◆ INSTRUCTION:
Transcribe the records that follow, preserving every word.
******************************
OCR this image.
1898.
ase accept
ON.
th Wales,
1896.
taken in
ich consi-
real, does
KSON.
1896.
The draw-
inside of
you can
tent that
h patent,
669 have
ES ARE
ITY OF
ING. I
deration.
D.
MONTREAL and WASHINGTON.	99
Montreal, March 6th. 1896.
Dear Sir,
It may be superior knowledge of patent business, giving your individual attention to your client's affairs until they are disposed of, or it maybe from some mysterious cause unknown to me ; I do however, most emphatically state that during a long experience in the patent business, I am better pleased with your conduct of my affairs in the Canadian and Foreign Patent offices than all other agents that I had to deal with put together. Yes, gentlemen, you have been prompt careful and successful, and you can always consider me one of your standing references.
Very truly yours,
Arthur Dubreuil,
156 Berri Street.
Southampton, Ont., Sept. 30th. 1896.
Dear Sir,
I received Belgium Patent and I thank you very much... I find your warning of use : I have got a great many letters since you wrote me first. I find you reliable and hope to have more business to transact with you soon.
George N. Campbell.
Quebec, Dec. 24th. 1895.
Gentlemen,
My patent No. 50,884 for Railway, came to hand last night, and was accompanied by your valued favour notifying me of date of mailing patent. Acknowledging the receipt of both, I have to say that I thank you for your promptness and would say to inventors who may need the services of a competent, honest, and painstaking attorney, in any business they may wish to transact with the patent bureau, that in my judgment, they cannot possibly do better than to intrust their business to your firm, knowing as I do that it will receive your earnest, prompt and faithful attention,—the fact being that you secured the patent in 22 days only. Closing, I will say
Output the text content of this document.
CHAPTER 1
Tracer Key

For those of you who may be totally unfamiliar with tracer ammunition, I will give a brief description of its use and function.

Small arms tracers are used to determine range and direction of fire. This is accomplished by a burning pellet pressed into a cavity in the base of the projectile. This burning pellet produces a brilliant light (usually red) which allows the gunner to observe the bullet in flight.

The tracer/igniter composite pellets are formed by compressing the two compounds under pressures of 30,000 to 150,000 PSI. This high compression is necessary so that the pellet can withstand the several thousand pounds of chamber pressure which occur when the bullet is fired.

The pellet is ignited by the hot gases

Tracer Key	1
******************************
◆ EXERCISE RESULT:
OCR this image.
1898.
ase accept
ON.
th Wales,
1896.
taken in
ich consi-
real, does
KSON.
1896.
The draw-
inside of
you can
tent that
h patent,
669 have
ES ARE
ITY OF
ING. I
deration.
D.
MONTREAL and WASHINGTON.	99
Montreal, March 6th. 1896.
Dear Sir,
It may be superior knowledge of patent business, giving your individual attention to your client's affairs until they are disposed of, or it maybe from some mysterious cause unknown to me ; I do however, most emphatically state that during a long experience in the patent business, I am better pleased with your conduct of my affairs in the Canadian and Foreign Patent offices than all other agents that I had to deal with put together. Yes, gentlemen, you have been prompt careful and successful, and you can always consider me one of your standing references.
Very truly yours,
Arthur Dubreuil,
156 Berri Street.
Southampton, Ont., Sept. 30th. 1896.
Dear Sir,
I received Belgium Patent and I thank you very much... I find your warning of use : I have got a great many letters since you wrote me first. I find you reliable and hope to have more business to transact with you soon.
George N. Campbell.
Quebec, Dec. 24th. 1895.
Gentlemen,
My patent No. 50,884 for Railway, came to hand last night, and was accompanied by your valued favour notifying me of date of mailing patent. Acknowledging the receipt of both, I have to say that I thank you for your promptness and would say to inventors who may need the services of a competent, honest, and painstaking attorney, in any business they may wish to transact with the patent bureau, that in my judgment, they cannot possibly do better than to intrust their business to your firm, knowing as I do that it will receive your earnest, prompt and faithful attention,—the fact being that you secured the patent in 22 days only. Closing, I will say
Output the text content of this document.
CHAPTER 1
Tracer Key

For those of you who may be totally unfamiliar with tracer ammunition, I will give a brief description of its use and function.

Small arms tracers are used to determine range and direction of fire. This is accomplished by a burning pellet pressed into a cavity in the base of the projectile. This burning pellet produces a brilliant light (usually red) which allows the gunner to observe the bullet in flight.

The tracer/igniter composite pellets are formed by compressing the two compounds under pressures of 30,000 to 150,000 PSI. This high compression is necessary so that the pellet can withstand the several thousand pounds of chamber pressure which occur when the bullet is fired.

The pellet is ignited by the hot gases

Tracer Key	1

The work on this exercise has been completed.